Excerpted data:
-- START --

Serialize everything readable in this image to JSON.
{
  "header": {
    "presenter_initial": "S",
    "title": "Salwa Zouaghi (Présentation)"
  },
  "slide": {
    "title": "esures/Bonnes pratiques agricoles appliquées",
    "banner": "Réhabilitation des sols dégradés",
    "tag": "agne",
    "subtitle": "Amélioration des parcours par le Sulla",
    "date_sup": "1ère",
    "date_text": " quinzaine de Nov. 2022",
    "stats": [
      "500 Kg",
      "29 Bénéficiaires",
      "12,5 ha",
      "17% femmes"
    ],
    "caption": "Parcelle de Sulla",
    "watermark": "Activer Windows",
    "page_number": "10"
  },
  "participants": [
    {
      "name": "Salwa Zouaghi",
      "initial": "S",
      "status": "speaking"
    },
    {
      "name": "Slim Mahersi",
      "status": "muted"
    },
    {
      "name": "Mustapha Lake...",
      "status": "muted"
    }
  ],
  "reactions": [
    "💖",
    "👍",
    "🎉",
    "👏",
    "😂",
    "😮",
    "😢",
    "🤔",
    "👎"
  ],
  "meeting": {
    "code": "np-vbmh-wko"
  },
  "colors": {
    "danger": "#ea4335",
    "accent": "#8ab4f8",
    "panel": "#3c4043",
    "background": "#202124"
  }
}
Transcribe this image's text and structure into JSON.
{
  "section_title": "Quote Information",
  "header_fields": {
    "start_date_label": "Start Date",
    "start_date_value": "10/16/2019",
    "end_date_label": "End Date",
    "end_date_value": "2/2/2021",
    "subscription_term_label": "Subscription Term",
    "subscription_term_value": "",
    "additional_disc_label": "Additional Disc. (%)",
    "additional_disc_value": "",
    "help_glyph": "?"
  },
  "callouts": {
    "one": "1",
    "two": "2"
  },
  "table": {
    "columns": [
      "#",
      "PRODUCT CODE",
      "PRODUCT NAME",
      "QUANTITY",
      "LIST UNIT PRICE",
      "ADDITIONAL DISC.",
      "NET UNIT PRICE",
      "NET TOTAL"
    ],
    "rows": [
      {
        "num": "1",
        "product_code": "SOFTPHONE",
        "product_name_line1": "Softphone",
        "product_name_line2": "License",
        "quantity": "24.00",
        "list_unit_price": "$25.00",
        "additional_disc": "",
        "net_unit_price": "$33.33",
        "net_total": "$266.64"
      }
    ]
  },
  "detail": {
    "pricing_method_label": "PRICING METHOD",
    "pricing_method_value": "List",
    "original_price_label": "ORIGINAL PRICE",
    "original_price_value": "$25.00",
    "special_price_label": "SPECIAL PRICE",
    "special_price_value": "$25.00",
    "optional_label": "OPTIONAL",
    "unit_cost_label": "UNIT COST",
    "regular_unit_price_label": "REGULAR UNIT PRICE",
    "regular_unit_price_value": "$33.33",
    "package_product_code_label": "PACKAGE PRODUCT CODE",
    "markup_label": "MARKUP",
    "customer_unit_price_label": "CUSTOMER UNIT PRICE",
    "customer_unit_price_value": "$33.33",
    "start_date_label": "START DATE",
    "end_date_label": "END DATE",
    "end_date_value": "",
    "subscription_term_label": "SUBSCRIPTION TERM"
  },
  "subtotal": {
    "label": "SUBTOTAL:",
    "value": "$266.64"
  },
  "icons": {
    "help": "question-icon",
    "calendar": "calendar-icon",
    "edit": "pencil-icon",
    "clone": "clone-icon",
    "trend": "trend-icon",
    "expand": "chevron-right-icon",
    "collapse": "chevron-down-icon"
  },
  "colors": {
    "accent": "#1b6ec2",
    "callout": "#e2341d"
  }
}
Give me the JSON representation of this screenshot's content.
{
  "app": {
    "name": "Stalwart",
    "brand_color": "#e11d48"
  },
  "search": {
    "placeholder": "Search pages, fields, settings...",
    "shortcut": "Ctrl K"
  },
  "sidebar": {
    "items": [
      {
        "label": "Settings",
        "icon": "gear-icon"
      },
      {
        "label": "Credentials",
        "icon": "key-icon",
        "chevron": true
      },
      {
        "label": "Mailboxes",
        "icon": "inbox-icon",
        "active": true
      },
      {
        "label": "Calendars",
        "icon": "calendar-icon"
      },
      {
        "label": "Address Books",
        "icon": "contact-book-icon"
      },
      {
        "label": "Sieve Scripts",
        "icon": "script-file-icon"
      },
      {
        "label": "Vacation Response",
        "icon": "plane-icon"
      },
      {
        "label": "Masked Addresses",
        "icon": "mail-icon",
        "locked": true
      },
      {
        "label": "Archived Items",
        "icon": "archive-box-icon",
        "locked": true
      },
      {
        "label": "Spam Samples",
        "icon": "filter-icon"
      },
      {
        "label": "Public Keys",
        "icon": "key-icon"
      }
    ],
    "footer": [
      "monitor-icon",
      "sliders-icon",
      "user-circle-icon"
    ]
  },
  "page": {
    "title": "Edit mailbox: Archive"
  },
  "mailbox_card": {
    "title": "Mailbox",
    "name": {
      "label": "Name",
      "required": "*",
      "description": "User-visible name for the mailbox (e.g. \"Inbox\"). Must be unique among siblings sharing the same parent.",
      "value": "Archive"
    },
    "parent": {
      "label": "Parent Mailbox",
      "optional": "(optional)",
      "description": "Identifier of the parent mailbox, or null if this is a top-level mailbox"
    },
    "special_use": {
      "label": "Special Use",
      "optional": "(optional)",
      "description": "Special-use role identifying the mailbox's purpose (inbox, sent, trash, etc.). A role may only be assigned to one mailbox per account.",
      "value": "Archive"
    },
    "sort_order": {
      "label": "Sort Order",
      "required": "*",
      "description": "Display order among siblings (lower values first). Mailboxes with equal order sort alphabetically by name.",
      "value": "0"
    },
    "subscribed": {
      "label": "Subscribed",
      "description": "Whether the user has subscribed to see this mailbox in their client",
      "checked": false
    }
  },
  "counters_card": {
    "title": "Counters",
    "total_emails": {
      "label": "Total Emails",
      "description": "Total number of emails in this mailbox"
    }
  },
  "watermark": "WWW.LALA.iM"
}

-- END --

Problem statement:
Copy all data exactly, start to finish.

Final answer:
Serialize everything readable in this image to JSON.
{
  "header": {
    "presenter_initial": "S",
    "title": "Salwa Zouaghi (Présentation)"
  },
  "slide": {
    "title": "esures/Bonnes pratiques agricoles appliquées",
    "banner": "Réhabilitation des sols dégradés",
    "tag": "agne",
    "subtitle": "Amélioration des parcours par le Sulla",
    "date_sup": "1ère",
    "date_text": " quinzaine de Nov. 2022",
    "stats": [
      "500 Kg",
      "29 Bénéficiaires",
      "12,5 ha",
      "17% femmes"
    ],
    "caption": "Parcelle de Sulla",
    "watermark": "Activer Windows",
    "page_number": "10"
  },
  "participants": [
    {
      "name": "Salwa Zouaghi",
      "initial": "S",
      "status": "speaking"
    },
    {
      "name": "Slim Mahersi",
      "status": "muted"
    },
    {
      "name": "Mustapha Lake...",
      "status": "muted"
    }
  ],
  "reactions": [
    "💖",
    "👍",
    "🎉",
    "👏",
    "😂",
    "😮",
    "😢",
    "🤔",
    "👎"
  ],
  "meeting": {
    "code": "np-vbmh-wko"
  },
  "colors": {
    "danger": "#ea4335",
    "accent": "#8ab4f8",
    "panel": "#3c4043",
    "background": "#202124"
  }
}
Transcribe this image's text and structure into JSON.
{
  "section_title": "Quote Information",
  "header_fields": {
    "start_date_label": "Start Date",
    "start_date_value": "10/16/2019",
    "end_date_label": "End Date",
    "end_date_value": "2/2/2021",
    "subscription_term_label": "Subscription Term",
    "subscription_term_value": "",
    "additional_disc_label": "Additional Disc. (%)",
    "additional_disc_value": "",
    "help_glyph": "?"
  },
  "callouts": {
    "one": "1",
    "two": "2"
  },
  "table": {
    "columns": [
      "#",
      "PRODUCT CODE",
      "PRODUCT NAME",
      "QUANTITY",
      "LIST UNIT PRICE",
      "ADDITIONAL DISC.",
      "NET UNIT PRICE",
      "NET TOTAL"
    ],
    "rows": [
      {
        "num": "1",
        "product_code": "SOFTPHONE",
        "product_name_line1": "Softphone",
        "product_name_line2": "License",
        "quantity": "24.00",
        "list_unit_price": "$25.00",
        "additional_disc": "",
        "net_unit_price": "$33.33",
        "net_total": "$266.64"
      }
    ]
  },
  "detail": {
    "pricing_method_label": "PRICING METHOD",
    "pricing_method_value": "List",
    "original_price_label": "ORIGINAL PRICE",
    "original_price_value": "$25.00",
    "special_price_label": "SPECIAL PRICE",
    "special_price_value": "$25.00",
    "optional_label": "OPTIONAL",
    "unit_cost_label": "UNIT COST",
    "regular_unit_price_label": "REGULAR UNIT PRICE",
    "regular_unit_price_value": "$33.33",
    "package_product_code_label": "PACKAGE PRODUCT CODE",
    "markup_label": "MARKUP",
    "customer_unit_price_label": "CUSTOMER UNIT PRICE",
    "customer_unit_price_value": "$33.33",
    "start_date_label": "START DATE",
    "end_date_label": "END DATE",
    "end_date_value": "",
    "subscription_term_label": "SUBSCRIPTION TERM"
  },
  "subtotal": {
    "label": "SUBTOTAL:",
    "value": "$266.64"
  },
  "icons": {
    "help": "question-icon",
    "calendar": "calendar-icon",
    "edit": "pencil-icon",
    "clone": "clone-icon",
    "trend": "trend-icon",
    "expand": "chevron-right-icon",
    "collapse": "chevron-down-icon"
  },
  "colors": {
    "accent": "#1b6ec2",
    "callout": "#e2341d"
  }
}
Give me the JSON representation of this screenshot's content.
{
  "app": {
    "name": "Stalwart",
    "brand_color": "#e11d48"
  },
  "search": {
    "placeholder": "Search pages, fields, settings...",
    "shortcut": "Ctrl K"
  },
  "sidebar": {
    "items": [
      {
        "label": "Settings",
        "icon": "gear-icon"
      },
      {
        "label": "Credentials",
        "icon": "key-icon",
        "chevron": true
      },
      {
        "label": "Mailboxes",
        "icon": "inbox-icon",
        "active": true
      },
      {
        "label": "Calendars",
        "icon": "calendar-icon"
      },
      {
        "label": "Address Books",
        "icon": "contact-book-icon"
      },
      {
        "label": "Sieve Scripts",
        "icon": "script-file-icon"
      },
      {
        "label": "Vacation Response",
        "icon": "plane-icon"
      },
      {
        "label": "Masked Addresses",
        "icon": "mail-icon",
        "locked": true
      },
      {
        "label": "Archived Items",
        "icon": "archive-box-icon",
        "locked": true
      },
      {
        "label": "Spam Samples",
        "icon": "filter-icon"
      },
      {
        "label": "Public Keys",
        "icon": "key-icon"
      }
    ],
    "footer": [
      "monitor-icon",
      "sliders-icon",
      "user-circle-icon"
    ]
  },
  "page": {
    "title": "Edit mailbox: Archive"
  },
  "mailbox_card": {
    "title": "Mailbox",
    "name": {
      "label": "Name",
      "required": "*",
      "description": "User-visible name for the mailbox (e.g. \"Inbox\"). Must be unique among siblings sharing the same parent.",
      "value": "Archive"
    },
    "parent": {
      "label": "Parent Mailbox",
      "optional": "(optional)",
      "description": "Identifier of the parent mailbox, or null if this is a top-level mailbox"
    },
    "special_use": {
      "label": "Special Use",
      "optional": "(optional)",
      "description": "Special-use role identifying the mailbox's purpose (inbox, sent, trash, etc.). A role may only be assigned to one mailbox per account.",
      "value": "Archive"
    },
    "sort_order": {
      "label": "Sort Order",
      "required": "*",
      "description": "Display order among siblings (lower values first). Mailboxes with equal order sort alphabetically by name.",
      "value": "0"
    },
    "subscribed": {
      "label": "Subscribed",
      "description": "Whether the user has subscribed to see this mailbox in their client",
      "checked": false
    }
  },
  "counters_card": {
    "title": "Counters",
    "total_emails": {
      "label": "Total Emails",
      "description": "Total number of emails in this mailbox"
    }
  },
  "watermark": "WWW.LALA.iM"
}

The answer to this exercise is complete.